__What you have to do__
Word for word, retype every entry in the listing.

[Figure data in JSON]
▼

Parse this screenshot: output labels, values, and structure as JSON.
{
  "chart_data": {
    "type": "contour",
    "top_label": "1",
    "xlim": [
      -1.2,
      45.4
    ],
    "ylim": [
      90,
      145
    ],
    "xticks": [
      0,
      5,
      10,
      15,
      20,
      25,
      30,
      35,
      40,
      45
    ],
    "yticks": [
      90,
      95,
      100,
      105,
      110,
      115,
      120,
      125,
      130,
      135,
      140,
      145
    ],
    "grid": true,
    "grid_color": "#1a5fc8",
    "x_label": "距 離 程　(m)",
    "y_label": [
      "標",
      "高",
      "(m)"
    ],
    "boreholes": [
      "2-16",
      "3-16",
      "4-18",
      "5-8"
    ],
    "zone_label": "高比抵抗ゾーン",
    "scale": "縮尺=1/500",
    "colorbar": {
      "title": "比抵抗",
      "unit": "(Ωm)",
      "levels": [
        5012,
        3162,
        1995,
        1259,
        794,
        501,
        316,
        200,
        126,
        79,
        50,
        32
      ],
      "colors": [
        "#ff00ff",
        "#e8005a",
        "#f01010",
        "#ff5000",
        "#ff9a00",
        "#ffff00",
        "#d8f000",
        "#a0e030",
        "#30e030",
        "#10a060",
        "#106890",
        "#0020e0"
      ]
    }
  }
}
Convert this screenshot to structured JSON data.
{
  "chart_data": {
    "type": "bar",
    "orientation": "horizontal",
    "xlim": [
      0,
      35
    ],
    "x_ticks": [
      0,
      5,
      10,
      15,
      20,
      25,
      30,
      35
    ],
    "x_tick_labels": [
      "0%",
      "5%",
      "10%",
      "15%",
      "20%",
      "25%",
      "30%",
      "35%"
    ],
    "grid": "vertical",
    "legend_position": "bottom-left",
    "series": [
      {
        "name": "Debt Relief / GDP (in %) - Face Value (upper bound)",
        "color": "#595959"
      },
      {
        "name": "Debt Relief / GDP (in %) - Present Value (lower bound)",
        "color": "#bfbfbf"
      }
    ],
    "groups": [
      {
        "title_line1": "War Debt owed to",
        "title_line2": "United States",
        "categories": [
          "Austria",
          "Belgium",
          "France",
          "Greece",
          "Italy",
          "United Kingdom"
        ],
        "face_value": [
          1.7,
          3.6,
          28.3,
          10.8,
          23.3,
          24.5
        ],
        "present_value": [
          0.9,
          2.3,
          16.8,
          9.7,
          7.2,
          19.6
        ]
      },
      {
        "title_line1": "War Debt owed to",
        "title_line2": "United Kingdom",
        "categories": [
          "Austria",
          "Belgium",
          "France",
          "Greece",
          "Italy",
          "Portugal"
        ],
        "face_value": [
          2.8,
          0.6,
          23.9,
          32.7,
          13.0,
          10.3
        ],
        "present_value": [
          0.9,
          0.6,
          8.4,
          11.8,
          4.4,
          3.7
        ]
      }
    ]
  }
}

▲

__Correct response__
Parse this screenshot: output labels, values, and structure as JSON.
{
  "chart_data": {
    "type": "contour",
    "top_label": "1",
    "xlim": [
      -1.2,
      45.4
    ],
    "ylim": [
      90,
      145
    ],
    "xticks": [
      0,
      5,
      10,
      15,
      20,
      25,
      30,
      35,
      40,
      45
    ],
    "yticks": [
      90,
      95,
      100,
      105,
      110,
      115,
      120,
      125,
      130,
      135,
      140,
      145
    ],
    "grid": true,
    "grid_color": "#1a5fc8",
    "x_label": "距 離 程　(m)",
    "y_label": [
      "標",
      "高",
      "(m)"
    ],
    "boreholes": [
      "2-16",
      "3-16",
      "4-18",
      "5-8"
    ],
    "zone_label": "高比抵抗ゾーン",
    "scale": "縮尺=1/500",
    "colorbar": {
      "title": "比抵抗",
      "unit": "(Ωm)",
      "levels": [
        5012,
        3162,
        1995,
        1259,
        794,
        501,
        316,
        200,
        126,
        79,
        50,
        32
      ],
      "colors": [
        "#ff00ff",
        "#e8005a",
        "#f01010",
        "#ff5000",
        "#ff9a00",
        "#ffff00",
        "#d8f000",
        "#a0e030",
        "#30e030",
        "#10a060",
        "#106890",
        "#0020e0"
      ]
    }
  }
}
Convert this screenshot to structured JSON data.
{
  "chart_data": {
    "type": "bar",
    "orientation": "horizontal",
    "xlim": [
      0,
      35
    ],
    "x_ticks": [
      0,
      5,
      10,
      15,
      20,
      25,
      30,
      35
    ],
    "x_tick_labels": [
      "0%",
      "5%",
      "10%",
      "15%",
      "20%",
      "25%",
      "30%",
      "35%"
    ],
    "grid": "vertical",
    "legend_position": "bottom-left",
    "series": [
      {
        "name": "Debt Relief / GDP (in %) - Face Value (upper bound)",
        "color": "#595959"
      },
      {
        "name": "Debt Relief / GDP (in %) - Present Value (lower bound)",
        "color": "#bfbfbf"
      }
    ],
    "groups": [
      {
        "title_line1": "War Debt owed to",
        "title_line2": "United States",
        "categories": [
          "Austria",
          "Belgium",
          "France",
          "Greece",
          "Italy",
          "United Kingdom"
        ],
        "face_value": [
          1.7,
          3.6,
          28.3,
          10.8,
          23.3,
          24.5
        ],
        "present_value": [
          0.9,
          2.3,
          16.8,
          9.7,
          7.2,
          19.6
        ]
      },
      {
        "title_line1": "War Debt owed to",
        "title_line2": "United Kingdom",
        "categories": [
          "Austria",
          "Belgium",
          "France",
          "Greece",
          "Italy",
          "Portugal"
        ],
        "face_value": [
          2.8,
          0.6,
          23.9,
          32.7,
          13.0,
          10.3
        ],
        "present_value": [
          0.9,
          0.6,
          8.4,
          11.8,
          4.4,
          3.7
        ]
      }
    ]
  }
}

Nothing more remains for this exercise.